━━ Supplied records ━━
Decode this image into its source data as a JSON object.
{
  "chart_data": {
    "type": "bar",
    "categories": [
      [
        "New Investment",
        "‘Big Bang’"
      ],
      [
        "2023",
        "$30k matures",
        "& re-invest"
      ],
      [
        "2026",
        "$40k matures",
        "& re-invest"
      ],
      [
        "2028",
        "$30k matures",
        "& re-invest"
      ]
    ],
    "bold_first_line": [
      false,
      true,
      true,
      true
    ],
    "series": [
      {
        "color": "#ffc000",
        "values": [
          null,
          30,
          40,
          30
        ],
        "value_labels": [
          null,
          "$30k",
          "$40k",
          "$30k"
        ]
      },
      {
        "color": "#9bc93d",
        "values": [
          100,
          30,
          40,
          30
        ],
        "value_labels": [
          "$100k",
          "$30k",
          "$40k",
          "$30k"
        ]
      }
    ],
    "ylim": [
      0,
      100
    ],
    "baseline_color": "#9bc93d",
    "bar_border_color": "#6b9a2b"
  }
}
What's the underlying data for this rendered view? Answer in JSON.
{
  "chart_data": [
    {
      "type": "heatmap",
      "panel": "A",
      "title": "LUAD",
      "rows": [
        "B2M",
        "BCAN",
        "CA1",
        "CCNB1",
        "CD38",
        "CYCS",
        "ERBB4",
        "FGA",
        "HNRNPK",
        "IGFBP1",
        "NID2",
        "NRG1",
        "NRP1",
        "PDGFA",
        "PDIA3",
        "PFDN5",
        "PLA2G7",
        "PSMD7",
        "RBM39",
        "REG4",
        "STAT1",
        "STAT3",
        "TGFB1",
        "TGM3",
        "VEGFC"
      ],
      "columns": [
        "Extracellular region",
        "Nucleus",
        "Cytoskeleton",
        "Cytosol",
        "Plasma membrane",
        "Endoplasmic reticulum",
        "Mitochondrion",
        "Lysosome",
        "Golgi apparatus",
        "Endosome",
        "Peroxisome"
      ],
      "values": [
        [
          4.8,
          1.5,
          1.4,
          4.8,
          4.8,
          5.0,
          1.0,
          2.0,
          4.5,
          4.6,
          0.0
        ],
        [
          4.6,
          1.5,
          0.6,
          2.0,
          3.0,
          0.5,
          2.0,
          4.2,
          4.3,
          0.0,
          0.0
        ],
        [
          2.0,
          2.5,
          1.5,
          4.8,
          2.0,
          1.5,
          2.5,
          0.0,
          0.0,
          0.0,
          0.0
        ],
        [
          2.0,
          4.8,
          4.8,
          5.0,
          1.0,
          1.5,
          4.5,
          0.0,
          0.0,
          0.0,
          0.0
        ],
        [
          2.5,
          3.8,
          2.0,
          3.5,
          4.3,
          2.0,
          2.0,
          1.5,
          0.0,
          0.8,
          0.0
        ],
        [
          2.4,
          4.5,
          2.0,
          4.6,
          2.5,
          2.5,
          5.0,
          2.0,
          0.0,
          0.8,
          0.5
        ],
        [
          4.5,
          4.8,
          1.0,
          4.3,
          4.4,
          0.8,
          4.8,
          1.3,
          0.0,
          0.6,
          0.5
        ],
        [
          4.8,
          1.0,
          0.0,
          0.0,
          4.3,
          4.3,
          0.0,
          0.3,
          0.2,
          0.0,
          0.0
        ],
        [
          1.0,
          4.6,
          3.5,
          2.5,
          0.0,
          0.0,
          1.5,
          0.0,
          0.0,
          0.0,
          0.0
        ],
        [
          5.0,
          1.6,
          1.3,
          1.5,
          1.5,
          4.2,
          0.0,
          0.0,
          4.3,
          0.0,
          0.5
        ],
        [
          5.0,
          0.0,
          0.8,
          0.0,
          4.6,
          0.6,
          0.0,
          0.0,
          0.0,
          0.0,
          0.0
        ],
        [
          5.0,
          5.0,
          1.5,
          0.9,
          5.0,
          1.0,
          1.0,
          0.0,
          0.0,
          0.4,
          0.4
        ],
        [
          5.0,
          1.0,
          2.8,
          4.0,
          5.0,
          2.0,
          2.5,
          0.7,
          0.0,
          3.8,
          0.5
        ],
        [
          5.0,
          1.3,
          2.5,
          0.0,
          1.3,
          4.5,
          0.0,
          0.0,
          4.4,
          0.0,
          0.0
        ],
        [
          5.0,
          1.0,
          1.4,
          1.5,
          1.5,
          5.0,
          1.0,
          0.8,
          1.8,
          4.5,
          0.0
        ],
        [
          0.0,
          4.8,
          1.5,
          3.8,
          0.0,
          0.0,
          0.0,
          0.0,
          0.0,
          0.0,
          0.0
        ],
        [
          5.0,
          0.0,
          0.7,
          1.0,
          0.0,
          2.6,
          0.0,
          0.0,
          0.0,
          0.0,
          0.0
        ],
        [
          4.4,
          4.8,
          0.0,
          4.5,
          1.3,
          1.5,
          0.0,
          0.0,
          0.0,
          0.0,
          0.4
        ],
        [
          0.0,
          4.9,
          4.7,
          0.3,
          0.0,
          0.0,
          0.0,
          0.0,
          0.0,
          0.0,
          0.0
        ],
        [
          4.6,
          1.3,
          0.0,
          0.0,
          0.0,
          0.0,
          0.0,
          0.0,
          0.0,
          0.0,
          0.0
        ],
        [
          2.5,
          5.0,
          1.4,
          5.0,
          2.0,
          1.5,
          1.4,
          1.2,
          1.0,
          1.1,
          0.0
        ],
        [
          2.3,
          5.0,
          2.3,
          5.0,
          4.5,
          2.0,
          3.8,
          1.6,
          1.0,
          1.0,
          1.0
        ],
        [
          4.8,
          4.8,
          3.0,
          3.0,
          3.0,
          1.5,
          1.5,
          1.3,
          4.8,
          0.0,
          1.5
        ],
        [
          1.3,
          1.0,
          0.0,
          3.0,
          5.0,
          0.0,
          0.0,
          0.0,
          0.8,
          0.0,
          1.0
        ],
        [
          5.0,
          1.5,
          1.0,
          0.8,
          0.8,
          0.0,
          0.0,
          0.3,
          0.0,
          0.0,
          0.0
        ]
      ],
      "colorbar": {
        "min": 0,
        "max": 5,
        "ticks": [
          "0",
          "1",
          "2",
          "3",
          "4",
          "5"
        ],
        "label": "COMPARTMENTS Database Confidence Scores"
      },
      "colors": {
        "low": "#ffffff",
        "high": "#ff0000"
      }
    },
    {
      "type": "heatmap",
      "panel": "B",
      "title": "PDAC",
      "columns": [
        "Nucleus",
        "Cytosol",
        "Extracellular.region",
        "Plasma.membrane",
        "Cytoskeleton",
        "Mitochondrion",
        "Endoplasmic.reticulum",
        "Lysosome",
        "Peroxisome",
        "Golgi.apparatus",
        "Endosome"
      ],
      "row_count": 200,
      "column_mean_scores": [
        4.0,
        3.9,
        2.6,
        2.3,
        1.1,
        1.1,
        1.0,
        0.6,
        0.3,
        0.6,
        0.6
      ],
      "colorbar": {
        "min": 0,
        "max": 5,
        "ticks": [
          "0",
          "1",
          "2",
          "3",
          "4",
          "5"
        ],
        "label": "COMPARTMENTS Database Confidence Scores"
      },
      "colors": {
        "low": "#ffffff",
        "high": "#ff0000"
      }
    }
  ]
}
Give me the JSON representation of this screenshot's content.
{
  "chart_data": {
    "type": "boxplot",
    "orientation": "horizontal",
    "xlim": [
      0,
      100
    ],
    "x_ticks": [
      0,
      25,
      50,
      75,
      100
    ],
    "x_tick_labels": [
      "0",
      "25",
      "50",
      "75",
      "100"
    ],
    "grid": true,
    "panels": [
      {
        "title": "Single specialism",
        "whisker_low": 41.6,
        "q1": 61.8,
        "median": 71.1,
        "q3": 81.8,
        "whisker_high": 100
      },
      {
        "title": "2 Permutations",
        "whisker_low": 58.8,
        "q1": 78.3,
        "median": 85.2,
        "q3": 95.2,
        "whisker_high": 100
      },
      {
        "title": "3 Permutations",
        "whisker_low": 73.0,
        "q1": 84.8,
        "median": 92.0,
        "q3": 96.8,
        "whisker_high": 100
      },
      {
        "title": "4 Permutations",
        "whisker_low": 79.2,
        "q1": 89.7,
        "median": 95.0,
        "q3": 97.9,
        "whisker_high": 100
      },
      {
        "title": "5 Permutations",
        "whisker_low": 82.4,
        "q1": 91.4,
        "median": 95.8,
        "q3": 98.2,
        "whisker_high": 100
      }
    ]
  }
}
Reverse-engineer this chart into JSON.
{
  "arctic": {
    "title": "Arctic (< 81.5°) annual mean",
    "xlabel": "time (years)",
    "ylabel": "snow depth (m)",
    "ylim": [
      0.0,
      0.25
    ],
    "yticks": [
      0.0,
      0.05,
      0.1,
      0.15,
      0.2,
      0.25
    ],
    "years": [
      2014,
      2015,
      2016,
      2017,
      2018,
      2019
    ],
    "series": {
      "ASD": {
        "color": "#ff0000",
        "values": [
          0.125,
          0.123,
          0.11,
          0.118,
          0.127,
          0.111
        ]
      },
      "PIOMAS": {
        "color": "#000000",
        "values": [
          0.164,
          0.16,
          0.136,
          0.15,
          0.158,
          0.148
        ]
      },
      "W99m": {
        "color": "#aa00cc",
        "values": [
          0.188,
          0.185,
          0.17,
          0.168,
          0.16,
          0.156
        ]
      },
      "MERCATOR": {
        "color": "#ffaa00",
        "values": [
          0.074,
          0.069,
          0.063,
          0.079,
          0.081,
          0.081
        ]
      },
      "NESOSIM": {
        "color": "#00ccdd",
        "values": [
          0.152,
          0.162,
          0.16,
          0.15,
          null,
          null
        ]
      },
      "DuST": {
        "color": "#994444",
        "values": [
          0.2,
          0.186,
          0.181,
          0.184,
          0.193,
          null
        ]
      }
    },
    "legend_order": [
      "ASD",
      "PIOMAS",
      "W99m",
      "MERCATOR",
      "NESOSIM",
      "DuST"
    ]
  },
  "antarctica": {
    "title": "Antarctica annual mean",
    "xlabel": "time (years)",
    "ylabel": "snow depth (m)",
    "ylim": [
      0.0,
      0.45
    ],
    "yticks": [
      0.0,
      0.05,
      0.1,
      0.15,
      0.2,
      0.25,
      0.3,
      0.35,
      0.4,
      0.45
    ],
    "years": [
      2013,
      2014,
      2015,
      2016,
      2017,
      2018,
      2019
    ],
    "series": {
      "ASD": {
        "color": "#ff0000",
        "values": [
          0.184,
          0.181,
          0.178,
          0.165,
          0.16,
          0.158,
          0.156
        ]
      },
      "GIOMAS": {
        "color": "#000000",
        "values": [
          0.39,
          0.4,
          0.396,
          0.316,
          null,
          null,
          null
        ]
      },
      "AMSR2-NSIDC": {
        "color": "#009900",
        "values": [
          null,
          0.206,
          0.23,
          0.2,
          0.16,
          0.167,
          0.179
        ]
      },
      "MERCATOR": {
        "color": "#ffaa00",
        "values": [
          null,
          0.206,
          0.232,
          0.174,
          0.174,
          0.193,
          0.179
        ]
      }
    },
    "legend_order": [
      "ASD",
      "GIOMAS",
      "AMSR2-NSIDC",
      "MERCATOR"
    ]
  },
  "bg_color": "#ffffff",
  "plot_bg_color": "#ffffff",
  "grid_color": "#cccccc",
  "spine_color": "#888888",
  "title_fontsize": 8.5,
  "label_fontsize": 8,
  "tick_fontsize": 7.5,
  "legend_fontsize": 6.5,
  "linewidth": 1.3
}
━━━
> **To do**:
Go through the entries and return each line where the word "region" appears.

> **The answer**:
        "Extracellular region",
        "Extracellular.region",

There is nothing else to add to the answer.